Supplied passage:
Convergence of Parkin, PINK1, and α-Synuclein on Stress-induced Mitochondrial Morphological Remodeling*

Mutations in PARKIN (PARK2), an ubiquitin ligase, cause early onset Parkinson disease. Parkin was shown to bind, ubiquitinate, and target depolarized mitochondria for destruction by autophagy. This process, mitophagy, is considered crucial for maintaining mitochondrial integrity and suppressing Parkinsonism. Here, we report that under moderate mitochondrial stress, parkin does not translocate to mitochondria to induce mitophagy; rather, it stimulates mitochondrial connectivity. Mitochondrial stress-induced fusion requires PINK1 (PARK6), mitofusins, and parkin ubiquitin ligase activity. Upon exposure to mitochondrial toxins, parkin binds α-synuclein (PARK1), and in conjunction with the ubiquitin-conjugating enzyme Ubc13, stimulates K63-linked ubiquitination. Importantly, α-synuclein inactivation phenocopies parkin overexpression and suppresses stress-induced mitochondria fission, whereas Ubc13 inactivation abrogates parkin-dependent mitochondrial fusion. The convergence of parkin, PINK1, and α-synuclein on mitochondrial dynamics uncovers a common function of these PARK genes in the mitochondrial stress response and provides a potential physiological basis for the prevalence of α-synuclein pathology in Parkinson disease. Background: Parkin is proposed to maintain mitochondrial QC through promoting mitophagy. Results: Under moderate mitochondrial stress conditions, parkin stimulates mitochondrial fusion instead of mitophagy by catalyzing K63-linked ubiquitination and inactivating α-synuclein. Conclusion: Parkin, PINK1, and α-synuclein form a regulatory circuit to regulate mitochondrial stress response. Significance: This study provides a physiological context to functionally connect key PARK genes in the pathogenesis of Parkinson disease.

What to produce:
In the abstract on parkin, PINK1, and α-synuclein, which ubiquitin-conjugating enzyme acts with parkin to stimulate K63-linked ubiquitination?

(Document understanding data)
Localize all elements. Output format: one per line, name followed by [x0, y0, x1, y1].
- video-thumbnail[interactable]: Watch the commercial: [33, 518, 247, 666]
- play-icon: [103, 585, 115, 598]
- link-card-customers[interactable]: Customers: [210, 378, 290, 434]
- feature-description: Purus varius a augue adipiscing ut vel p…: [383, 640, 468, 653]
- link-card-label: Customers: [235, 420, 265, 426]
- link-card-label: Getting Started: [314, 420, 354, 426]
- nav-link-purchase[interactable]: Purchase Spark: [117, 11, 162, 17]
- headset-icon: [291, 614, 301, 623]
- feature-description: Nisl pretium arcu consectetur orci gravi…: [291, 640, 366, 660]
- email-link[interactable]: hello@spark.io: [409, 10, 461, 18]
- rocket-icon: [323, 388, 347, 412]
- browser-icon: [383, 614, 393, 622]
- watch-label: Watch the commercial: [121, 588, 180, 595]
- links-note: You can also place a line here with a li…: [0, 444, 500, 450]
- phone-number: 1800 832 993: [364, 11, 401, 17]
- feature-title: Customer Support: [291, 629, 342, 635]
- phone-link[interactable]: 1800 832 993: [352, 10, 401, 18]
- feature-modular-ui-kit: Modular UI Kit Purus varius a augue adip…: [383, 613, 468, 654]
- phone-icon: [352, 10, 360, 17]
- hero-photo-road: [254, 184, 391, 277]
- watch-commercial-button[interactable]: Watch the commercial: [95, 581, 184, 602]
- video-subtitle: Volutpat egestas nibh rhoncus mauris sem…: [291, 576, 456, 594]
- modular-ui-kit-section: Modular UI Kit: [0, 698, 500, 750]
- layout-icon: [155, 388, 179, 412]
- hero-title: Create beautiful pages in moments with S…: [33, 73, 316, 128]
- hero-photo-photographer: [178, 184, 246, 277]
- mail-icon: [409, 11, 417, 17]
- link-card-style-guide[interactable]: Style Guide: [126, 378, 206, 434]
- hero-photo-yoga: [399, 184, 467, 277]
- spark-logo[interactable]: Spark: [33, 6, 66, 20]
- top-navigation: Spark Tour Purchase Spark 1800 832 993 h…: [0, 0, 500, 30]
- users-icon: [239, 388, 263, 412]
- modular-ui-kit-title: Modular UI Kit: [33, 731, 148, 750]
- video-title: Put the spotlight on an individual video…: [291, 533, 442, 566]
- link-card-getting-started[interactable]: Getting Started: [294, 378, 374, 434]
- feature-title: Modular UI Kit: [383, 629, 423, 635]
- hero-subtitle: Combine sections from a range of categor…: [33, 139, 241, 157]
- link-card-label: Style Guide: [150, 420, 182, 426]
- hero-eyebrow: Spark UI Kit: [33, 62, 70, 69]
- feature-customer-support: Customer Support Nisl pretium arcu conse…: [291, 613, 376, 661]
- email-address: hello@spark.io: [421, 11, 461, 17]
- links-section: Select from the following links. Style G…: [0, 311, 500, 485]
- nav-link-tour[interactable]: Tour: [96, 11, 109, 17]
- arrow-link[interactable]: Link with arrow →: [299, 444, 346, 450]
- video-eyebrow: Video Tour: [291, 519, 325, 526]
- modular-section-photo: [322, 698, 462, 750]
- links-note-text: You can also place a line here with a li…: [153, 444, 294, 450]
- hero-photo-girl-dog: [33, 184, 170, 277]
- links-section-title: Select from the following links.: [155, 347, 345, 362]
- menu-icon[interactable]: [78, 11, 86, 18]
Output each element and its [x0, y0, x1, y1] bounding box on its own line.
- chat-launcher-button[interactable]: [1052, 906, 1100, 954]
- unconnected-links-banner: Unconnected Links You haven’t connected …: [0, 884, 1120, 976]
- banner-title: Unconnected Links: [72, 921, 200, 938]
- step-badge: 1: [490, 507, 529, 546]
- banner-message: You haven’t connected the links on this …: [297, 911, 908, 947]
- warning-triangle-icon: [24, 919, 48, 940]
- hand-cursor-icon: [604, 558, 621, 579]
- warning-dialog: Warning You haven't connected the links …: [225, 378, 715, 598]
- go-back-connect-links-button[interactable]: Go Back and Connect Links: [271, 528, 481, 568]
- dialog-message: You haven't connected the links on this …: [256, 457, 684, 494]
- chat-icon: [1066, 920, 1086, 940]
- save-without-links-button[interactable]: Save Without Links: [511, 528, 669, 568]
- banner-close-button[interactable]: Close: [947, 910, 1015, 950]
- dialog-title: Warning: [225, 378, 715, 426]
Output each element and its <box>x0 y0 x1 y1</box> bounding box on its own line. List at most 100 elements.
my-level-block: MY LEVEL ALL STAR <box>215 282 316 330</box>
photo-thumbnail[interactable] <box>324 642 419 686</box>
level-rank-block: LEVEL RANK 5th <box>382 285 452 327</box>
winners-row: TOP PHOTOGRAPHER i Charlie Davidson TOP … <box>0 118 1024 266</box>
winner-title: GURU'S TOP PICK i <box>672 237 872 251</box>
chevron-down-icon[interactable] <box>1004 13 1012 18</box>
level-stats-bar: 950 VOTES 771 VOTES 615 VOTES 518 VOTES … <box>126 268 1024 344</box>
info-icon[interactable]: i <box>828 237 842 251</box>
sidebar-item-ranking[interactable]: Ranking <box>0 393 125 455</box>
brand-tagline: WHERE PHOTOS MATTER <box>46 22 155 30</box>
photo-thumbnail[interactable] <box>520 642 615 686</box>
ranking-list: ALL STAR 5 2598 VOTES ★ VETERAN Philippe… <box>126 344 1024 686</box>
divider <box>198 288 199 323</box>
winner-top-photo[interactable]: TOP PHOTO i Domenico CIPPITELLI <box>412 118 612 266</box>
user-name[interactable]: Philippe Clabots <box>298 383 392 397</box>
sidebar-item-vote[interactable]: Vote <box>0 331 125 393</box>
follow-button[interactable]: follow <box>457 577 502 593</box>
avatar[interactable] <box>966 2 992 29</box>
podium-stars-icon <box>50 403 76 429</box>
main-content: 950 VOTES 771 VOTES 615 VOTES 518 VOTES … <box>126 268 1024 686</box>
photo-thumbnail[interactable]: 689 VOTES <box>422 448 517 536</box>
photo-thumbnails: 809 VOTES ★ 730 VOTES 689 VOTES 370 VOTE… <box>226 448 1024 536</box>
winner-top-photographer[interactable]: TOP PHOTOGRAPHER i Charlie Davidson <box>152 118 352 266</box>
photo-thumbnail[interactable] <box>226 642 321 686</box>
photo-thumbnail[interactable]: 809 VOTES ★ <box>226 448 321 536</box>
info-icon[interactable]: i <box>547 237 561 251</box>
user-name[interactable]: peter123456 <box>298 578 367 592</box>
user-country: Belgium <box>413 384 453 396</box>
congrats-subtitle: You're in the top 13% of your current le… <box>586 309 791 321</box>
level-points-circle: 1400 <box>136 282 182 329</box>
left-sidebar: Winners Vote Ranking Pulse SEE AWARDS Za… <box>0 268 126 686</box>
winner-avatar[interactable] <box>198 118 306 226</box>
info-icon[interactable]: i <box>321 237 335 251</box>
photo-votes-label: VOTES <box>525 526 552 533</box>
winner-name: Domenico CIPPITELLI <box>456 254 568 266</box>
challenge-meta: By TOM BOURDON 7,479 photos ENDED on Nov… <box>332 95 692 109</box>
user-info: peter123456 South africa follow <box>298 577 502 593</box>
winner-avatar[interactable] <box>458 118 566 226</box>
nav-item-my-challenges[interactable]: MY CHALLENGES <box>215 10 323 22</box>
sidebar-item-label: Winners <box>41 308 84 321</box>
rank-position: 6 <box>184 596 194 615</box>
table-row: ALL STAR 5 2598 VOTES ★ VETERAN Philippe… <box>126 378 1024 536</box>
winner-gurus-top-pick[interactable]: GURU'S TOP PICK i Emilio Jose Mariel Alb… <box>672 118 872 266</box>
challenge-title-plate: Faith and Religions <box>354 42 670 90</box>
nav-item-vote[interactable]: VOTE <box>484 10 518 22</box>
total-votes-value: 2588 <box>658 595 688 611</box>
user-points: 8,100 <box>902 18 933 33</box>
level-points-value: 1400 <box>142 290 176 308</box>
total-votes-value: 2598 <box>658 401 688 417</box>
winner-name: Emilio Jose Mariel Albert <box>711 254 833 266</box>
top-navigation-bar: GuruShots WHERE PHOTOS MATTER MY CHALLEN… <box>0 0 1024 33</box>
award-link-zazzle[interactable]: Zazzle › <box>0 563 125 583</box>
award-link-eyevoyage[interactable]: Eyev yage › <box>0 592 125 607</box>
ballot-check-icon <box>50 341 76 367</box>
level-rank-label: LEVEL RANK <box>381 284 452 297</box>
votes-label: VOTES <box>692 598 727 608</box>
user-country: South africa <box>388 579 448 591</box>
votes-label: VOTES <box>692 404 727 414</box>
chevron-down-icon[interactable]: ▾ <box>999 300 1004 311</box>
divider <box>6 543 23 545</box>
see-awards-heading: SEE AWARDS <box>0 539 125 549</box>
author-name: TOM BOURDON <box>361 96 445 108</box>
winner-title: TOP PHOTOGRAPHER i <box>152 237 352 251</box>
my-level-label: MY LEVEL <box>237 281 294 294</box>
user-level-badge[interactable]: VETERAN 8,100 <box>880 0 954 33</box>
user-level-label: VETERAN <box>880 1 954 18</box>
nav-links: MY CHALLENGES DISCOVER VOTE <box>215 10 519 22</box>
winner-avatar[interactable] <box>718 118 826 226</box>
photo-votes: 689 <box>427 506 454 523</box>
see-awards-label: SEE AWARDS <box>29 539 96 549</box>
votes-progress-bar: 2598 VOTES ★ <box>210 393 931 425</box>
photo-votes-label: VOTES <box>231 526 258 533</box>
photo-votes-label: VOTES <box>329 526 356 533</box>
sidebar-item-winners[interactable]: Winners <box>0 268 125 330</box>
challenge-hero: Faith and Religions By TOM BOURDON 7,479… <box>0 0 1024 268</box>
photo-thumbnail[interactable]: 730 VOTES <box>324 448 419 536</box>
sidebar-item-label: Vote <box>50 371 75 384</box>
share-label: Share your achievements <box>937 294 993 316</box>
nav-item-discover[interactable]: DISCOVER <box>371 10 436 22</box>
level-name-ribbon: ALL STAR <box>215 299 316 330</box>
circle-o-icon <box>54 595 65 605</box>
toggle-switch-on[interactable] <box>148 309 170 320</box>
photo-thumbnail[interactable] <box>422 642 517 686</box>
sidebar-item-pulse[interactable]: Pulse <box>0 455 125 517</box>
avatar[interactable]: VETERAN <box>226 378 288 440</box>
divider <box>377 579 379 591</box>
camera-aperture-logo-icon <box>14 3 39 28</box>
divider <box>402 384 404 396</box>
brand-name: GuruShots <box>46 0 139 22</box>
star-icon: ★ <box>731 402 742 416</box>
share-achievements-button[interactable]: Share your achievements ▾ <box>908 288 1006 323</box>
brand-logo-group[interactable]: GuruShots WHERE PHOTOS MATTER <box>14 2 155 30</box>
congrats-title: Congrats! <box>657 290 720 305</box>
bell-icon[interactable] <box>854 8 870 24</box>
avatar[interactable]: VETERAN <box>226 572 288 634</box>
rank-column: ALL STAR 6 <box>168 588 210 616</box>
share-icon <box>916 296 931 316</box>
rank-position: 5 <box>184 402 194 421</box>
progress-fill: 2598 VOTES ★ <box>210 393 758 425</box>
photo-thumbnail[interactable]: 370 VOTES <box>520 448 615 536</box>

Exercise response:
Ubc13